- **WORK TO BE COMPLETED**
From the listing below, pull out the lines that hold "here".

Stored data entries:
'''
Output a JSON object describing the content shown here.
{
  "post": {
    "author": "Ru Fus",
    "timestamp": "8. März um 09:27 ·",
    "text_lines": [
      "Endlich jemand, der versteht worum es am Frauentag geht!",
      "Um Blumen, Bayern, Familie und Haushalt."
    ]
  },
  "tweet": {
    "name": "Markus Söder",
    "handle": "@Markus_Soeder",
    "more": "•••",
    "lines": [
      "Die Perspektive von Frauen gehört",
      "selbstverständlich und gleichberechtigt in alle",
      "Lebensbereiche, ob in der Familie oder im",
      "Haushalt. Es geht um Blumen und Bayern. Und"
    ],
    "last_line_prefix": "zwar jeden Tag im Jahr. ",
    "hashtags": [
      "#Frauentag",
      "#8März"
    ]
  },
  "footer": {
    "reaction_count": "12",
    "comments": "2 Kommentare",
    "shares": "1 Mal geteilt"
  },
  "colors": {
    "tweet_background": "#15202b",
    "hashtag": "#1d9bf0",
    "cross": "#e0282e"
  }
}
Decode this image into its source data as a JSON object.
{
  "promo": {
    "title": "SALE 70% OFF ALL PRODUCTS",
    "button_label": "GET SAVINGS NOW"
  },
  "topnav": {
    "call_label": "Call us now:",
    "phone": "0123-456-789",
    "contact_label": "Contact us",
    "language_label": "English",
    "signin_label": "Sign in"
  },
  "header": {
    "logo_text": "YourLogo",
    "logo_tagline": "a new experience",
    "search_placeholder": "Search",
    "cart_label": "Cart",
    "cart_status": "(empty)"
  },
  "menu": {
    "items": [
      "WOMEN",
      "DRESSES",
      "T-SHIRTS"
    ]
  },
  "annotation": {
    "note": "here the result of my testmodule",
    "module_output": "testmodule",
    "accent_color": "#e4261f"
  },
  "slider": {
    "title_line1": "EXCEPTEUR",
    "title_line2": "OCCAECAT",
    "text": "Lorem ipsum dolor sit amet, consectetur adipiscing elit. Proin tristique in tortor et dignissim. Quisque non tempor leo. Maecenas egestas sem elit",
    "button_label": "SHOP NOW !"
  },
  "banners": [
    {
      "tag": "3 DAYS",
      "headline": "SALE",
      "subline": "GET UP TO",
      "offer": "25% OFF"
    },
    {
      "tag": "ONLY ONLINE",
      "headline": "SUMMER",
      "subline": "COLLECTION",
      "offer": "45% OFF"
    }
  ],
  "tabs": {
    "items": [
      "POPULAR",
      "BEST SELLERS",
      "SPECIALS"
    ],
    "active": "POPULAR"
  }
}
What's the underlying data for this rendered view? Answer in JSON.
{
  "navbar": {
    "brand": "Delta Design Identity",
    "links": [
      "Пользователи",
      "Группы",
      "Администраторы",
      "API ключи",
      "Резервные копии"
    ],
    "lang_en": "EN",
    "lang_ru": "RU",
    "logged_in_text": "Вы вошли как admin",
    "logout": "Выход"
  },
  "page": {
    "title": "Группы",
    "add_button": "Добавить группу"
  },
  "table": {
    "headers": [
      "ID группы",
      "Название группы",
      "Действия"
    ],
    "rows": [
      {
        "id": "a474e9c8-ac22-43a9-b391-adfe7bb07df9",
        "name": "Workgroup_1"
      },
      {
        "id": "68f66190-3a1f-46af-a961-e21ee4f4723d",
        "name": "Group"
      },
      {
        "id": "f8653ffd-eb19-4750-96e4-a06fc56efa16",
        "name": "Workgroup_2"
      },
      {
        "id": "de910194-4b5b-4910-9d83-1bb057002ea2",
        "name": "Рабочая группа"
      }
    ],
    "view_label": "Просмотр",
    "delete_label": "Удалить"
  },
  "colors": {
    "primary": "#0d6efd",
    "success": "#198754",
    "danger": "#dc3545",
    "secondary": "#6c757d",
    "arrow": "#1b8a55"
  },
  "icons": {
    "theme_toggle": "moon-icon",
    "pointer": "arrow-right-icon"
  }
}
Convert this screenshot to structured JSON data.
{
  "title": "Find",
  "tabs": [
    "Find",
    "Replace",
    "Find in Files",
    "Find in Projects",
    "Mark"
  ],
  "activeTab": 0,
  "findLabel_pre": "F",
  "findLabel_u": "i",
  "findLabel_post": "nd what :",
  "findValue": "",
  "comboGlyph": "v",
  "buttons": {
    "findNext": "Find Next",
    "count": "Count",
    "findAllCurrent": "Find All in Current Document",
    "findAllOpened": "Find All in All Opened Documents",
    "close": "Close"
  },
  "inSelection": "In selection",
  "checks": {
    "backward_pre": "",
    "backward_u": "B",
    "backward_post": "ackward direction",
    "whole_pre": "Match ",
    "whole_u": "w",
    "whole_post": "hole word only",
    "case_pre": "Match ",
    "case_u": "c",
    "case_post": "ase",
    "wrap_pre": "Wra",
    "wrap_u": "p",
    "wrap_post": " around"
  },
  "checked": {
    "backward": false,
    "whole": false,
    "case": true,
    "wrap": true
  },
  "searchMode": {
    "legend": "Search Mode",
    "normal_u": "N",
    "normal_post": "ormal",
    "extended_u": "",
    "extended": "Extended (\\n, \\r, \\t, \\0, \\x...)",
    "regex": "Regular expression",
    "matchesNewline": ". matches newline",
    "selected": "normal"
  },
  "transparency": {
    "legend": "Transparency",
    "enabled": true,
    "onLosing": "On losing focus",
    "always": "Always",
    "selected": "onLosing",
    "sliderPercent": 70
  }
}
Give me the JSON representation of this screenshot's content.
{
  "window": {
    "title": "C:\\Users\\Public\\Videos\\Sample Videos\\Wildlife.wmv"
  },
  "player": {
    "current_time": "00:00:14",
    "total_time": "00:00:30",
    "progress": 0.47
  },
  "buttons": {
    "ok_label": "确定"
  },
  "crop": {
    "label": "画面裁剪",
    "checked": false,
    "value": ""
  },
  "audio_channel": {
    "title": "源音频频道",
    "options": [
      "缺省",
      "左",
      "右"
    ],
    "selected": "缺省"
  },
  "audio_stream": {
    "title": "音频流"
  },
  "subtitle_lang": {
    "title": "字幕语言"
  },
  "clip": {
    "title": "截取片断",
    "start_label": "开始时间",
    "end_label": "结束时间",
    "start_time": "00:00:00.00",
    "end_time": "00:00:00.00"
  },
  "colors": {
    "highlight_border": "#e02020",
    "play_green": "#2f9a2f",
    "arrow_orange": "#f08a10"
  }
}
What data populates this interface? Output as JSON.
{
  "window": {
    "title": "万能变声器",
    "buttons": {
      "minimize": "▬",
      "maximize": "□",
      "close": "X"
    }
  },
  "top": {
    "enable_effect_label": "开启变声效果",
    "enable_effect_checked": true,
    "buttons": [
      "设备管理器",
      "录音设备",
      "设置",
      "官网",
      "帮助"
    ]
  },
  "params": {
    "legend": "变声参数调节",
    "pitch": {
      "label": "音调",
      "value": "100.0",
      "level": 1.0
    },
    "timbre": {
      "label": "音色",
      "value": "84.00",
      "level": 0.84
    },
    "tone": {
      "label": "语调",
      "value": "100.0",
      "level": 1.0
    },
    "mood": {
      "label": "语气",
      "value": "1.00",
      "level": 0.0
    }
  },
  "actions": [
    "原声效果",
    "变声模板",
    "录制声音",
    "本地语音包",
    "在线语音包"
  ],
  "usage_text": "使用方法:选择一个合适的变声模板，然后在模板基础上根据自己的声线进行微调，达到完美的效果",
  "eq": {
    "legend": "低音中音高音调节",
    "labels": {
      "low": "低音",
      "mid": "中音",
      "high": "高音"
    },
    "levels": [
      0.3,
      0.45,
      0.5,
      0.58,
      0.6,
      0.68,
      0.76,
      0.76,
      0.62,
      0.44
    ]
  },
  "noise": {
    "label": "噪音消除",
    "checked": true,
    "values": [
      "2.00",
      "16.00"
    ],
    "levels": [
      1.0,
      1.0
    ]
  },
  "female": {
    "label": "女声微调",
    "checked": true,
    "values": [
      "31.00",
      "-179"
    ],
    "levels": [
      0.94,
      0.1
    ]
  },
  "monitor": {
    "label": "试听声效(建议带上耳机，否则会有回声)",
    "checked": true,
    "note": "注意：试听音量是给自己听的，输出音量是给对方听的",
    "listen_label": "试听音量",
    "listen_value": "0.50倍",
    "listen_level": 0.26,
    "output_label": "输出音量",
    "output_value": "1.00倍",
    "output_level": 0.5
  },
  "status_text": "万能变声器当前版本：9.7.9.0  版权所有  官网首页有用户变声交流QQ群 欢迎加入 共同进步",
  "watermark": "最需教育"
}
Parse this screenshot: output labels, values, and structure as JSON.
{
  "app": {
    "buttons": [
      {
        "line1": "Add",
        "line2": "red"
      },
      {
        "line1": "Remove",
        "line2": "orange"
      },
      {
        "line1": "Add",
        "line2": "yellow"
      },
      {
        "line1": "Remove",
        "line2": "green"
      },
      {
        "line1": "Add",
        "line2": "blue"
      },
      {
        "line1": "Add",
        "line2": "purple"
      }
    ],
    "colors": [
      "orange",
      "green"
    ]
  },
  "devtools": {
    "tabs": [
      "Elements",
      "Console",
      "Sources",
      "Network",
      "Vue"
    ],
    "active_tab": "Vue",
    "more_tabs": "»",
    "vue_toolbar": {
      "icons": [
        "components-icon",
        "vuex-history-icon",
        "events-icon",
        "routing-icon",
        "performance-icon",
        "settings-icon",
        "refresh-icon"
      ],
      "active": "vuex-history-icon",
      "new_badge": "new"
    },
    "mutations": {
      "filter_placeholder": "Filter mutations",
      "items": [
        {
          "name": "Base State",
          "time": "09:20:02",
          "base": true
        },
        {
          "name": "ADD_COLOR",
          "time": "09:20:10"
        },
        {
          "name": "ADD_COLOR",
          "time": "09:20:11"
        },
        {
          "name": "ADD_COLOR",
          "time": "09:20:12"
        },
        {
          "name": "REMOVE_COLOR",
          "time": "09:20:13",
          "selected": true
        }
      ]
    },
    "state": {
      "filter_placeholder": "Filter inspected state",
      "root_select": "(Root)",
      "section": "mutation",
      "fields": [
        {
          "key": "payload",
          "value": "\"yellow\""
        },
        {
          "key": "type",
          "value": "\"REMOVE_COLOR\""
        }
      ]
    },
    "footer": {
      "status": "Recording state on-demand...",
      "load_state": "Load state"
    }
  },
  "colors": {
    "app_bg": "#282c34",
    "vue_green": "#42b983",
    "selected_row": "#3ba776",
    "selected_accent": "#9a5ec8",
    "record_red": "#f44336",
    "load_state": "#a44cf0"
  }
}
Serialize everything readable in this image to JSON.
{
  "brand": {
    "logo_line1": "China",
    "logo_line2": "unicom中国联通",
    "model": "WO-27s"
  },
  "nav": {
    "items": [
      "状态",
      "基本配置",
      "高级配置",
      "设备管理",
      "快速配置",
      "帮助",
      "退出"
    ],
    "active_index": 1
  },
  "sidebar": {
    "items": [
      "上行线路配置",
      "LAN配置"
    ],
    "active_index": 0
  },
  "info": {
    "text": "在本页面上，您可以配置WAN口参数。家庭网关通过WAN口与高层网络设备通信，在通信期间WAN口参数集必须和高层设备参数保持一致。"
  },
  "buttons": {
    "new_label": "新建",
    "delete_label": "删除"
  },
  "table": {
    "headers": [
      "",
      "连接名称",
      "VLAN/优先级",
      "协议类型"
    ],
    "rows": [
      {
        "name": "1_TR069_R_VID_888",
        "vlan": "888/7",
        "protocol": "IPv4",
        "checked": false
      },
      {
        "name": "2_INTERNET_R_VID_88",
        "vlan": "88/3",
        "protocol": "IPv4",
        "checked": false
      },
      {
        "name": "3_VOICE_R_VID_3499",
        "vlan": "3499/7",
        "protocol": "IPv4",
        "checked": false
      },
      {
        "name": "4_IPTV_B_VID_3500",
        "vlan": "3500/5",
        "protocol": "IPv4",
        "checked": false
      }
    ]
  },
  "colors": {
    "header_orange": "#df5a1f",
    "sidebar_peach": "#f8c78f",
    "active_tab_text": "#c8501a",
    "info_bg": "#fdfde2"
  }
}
'''
- **FINAL ANSWER**
Output a JSON object describing the content shown here.
    "note": "here the result of my testmodule",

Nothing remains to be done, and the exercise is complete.